» STATED EXERCISE
Each entry below is to be duplicated verbatim.

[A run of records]

** Start **

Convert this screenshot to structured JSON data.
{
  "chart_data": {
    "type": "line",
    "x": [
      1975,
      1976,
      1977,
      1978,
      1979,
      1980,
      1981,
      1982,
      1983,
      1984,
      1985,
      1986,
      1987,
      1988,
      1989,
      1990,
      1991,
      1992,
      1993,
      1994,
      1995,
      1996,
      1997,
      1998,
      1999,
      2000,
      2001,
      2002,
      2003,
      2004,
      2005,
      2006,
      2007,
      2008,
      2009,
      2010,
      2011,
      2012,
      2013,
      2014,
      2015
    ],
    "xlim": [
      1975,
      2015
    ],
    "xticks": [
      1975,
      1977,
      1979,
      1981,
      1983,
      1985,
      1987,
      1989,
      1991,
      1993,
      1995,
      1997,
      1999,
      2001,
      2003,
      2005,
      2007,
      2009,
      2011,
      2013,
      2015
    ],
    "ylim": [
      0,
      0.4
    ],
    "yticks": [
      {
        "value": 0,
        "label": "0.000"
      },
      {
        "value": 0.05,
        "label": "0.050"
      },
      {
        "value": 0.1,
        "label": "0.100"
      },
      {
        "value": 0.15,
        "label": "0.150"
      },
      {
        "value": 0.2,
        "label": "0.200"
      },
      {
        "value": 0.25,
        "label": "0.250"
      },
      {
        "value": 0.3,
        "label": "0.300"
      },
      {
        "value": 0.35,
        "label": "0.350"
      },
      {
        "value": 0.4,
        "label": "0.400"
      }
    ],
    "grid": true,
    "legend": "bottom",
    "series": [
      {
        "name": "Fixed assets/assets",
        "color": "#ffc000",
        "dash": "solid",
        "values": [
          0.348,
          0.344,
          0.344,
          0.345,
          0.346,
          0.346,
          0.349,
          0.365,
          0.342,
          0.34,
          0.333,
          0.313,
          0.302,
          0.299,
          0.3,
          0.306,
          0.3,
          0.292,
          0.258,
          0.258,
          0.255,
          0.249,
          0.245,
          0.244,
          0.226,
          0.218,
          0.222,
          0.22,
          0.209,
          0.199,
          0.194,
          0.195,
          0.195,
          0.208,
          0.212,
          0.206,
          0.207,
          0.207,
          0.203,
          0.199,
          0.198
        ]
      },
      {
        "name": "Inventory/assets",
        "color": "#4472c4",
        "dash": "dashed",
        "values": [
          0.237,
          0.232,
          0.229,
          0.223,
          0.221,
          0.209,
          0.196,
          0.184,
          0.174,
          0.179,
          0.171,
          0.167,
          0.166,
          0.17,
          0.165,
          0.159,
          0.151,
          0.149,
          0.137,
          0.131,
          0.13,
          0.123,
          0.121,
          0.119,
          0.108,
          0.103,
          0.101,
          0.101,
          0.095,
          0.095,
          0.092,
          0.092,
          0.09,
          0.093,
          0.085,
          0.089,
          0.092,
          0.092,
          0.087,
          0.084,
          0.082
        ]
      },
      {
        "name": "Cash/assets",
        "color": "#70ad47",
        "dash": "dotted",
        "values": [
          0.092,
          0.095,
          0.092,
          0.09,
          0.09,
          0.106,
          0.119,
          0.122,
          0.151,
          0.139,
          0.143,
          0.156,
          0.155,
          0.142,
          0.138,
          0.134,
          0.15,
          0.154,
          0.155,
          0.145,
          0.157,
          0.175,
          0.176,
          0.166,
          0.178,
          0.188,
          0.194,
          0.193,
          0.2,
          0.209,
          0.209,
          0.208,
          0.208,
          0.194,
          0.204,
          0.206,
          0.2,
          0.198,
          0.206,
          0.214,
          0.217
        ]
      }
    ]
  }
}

** End **

» WRITTEN ANSWER
Convert this screenshot to structured JSON data.
{
  "chart_data": {
    "type": "line",
    "x": [
      1975,
      1976,
      1977,
      1978,
      1979,
      1980,
      1981,
      1982,
      1983,
      1984,
      1985,
      1986,
      1987,
      1988,
      1989,
      1990,
      1991,
      1992,
      1993,
      1994,
      1995,
      1996,
      1997,
      1998,
      1999,
      2000,
      2001,
      2002,
      2003,
      2004,
      2005,
      2006,
      2007,
      2008,
      2009,
      2010,
      2011,
      2012,
      2013,
      2014,
      2015
    ],
    "xlim": [
      1975,
      2015
    ],
    "xticks": [
      1975,
      1977,
      1979,
      1981,
      1983,
      1985,
      1987,
      1989,
      1991,
      1993,
      1995,
      1997,
      1999,
      2001,
      2003,
      2005,
      2007,
      2009,
      2011,
      2013,
      2015
    ],
    "ylim": [
      0,
      0.4
    ],
    "yticks": [
      {
        "value": 0,
        "label": "0.000"
      },
      {
        "value": 0.05,
        "label": "0.050"
      },
      {
        "value": 0.1,
        "label": "0.100"
      },
      {
        "value": 0.15,
        "label": "0.150"
      },
      {
        "value": 0.2,
        "label": "0.200"
      },
      {
        "value": 0.25,
        "label": "0.250"
      },
      {
        "value": 0.3,
        "label": "0.300"
      },
      {
        "value": 0.35,
        "label": "0.350"
      },
      {
        "value": 0.4,
        "label": "0.400"
      }
    ],
    "grid": true,
    "legend": "bottom",
    "series": [
      {
        "name": "Fixed assets/assets",
        "color": "#ffc000",
        "dash": "solid",
        "values": [
          0.348,
          0.344,
          0.344,
          0.345,
          0.346,
          0.346,
          0.349,
          0.365,
          0.342,
          0.34,
          0.333,
          0.313,
          0.302,
          0.299,
          0.3,
          0.306,
          0.3,
          0.292,
          0.258,
          0.258,
          0.255,
          0.249,
          0.245,
          0.244,
          0.226,
          0.218,
          0.222,
          0.22,
          0.209,
          0.199,
          0.194,
          0.195,
          0.195,
          0.208,
          0.212,
          0.206,
          0.207,
          0.207,
          0.203,
          0.199,
          0.198
        ]
      },
      {
        "name": "Inventory/assets",
        "color": "#4472c4",
        "dash": "dashed",
        "values": [
          0.237,
          0.232,
          0.229,
          0.223,
          0.221,
          0.209,
          0.196,
          0.184,
          0.174,
          0.179,
          0.171,
          0.167,
          0.166,
          0.17,
          0.165,
          0.159,
          0.151,
          0.149,
          0.137,
          0.131,
          0.13,
          0.123,
          0.121,
          0.119,
          0.108,
          0.103,
          0.101,
          0.101,
          0.095,
          0.095,
          0.092,
          0.092,
          0.09,
          0.093,
          0.085,
          0.089,
          0.092,
          0.092,
          0.087,
          0.084,
          0.082
        ]
      },
      {
        "name": "Cash/assets",
        "color": "#70ad47",
        "dash": "dotted",
        "values": [
          0.092,
          0.095,
          0.092,
          0.09,
          0.09,
          0.106,
          0.119,
          0.122,
          0.151,
          0.139,
          0.143,
          0.156,
          0.155,
          0.142,
          0.138,
          0.134,
          0.15,
          0.154,
          0.155,
          0.145,
          0.157,
          0.175,
          0.176,
          0.166,
          0.178,
          0.188,
          0.194,
          0.193,
          0.2,
          0.209,
          0.209,
          0.208,
          0.208,
          0.194,
          0.204,
          0.206,
          0.2,
          0.198,
          0.206,
          0.214,
          0.217
        ]
      }
    ]
  }
}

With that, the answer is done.